■ Exercise requirements
Give only the number of lines in the records below that contain the word "parallax".
+===+
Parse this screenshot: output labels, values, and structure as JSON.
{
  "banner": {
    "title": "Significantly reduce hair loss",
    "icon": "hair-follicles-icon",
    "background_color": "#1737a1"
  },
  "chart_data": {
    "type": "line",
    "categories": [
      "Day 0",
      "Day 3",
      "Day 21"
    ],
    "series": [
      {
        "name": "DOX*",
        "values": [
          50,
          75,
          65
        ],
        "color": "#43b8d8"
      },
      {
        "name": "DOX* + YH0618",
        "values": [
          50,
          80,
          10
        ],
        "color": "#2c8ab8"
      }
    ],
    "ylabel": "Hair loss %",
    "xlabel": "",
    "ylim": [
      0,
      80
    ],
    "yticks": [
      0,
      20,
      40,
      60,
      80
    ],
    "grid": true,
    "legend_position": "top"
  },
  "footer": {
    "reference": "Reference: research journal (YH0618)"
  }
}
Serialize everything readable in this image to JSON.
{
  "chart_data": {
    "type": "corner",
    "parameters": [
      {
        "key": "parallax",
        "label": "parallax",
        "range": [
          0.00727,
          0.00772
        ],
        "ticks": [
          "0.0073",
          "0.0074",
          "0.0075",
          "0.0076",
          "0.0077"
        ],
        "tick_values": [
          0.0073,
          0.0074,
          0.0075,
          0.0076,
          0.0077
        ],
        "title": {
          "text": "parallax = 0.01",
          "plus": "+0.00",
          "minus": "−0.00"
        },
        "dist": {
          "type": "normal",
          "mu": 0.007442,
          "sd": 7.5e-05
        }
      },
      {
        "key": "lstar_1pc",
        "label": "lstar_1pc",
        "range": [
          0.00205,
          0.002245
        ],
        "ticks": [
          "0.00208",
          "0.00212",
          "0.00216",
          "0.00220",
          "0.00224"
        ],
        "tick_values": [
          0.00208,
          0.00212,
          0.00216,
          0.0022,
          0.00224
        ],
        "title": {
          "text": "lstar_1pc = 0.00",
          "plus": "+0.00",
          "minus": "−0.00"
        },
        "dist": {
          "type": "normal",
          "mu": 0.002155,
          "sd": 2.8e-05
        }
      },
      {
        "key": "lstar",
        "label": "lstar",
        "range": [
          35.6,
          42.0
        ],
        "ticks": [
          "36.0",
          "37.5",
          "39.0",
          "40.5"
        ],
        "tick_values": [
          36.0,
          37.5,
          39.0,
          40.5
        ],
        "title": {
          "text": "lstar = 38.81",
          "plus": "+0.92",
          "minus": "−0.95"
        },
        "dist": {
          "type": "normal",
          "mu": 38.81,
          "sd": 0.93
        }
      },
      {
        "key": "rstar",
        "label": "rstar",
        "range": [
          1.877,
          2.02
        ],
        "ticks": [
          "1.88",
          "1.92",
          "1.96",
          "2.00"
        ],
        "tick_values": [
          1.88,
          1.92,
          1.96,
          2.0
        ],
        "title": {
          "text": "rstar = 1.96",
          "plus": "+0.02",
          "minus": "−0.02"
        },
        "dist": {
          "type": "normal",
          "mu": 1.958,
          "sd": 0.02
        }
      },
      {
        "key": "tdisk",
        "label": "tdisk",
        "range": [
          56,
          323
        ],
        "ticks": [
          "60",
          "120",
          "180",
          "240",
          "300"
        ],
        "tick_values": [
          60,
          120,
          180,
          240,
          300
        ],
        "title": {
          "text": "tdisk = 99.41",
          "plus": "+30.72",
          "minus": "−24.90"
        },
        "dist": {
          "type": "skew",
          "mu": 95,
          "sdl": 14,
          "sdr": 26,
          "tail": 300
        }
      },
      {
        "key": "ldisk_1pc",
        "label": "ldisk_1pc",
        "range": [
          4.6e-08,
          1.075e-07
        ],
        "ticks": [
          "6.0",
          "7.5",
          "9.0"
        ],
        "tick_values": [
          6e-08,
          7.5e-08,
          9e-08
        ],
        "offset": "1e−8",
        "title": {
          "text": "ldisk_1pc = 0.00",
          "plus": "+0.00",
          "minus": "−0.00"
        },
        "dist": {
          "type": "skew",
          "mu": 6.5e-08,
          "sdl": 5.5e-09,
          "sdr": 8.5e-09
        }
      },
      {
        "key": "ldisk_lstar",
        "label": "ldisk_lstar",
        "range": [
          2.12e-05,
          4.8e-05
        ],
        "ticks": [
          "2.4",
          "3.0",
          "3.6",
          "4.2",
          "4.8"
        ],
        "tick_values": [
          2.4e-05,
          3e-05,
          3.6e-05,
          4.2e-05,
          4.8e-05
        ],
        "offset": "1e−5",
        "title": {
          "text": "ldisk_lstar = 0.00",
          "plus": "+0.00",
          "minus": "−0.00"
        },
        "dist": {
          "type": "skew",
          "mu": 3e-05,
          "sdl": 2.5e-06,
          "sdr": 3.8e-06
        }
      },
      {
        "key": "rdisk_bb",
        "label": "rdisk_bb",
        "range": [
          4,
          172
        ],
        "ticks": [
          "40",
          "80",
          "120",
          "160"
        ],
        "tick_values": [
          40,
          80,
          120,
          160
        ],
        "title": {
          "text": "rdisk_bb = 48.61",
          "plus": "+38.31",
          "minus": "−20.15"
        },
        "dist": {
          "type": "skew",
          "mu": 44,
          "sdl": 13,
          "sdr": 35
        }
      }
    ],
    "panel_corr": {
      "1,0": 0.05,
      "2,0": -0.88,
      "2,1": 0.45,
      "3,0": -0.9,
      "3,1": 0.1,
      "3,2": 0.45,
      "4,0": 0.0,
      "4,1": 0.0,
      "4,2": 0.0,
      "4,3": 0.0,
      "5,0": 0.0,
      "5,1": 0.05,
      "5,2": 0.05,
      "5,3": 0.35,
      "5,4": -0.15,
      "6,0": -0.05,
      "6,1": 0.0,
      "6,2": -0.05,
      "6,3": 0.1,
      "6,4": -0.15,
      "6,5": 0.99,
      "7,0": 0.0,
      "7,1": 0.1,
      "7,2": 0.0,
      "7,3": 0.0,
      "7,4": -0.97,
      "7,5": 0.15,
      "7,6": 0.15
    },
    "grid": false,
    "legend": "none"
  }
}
+===+
■ Result
3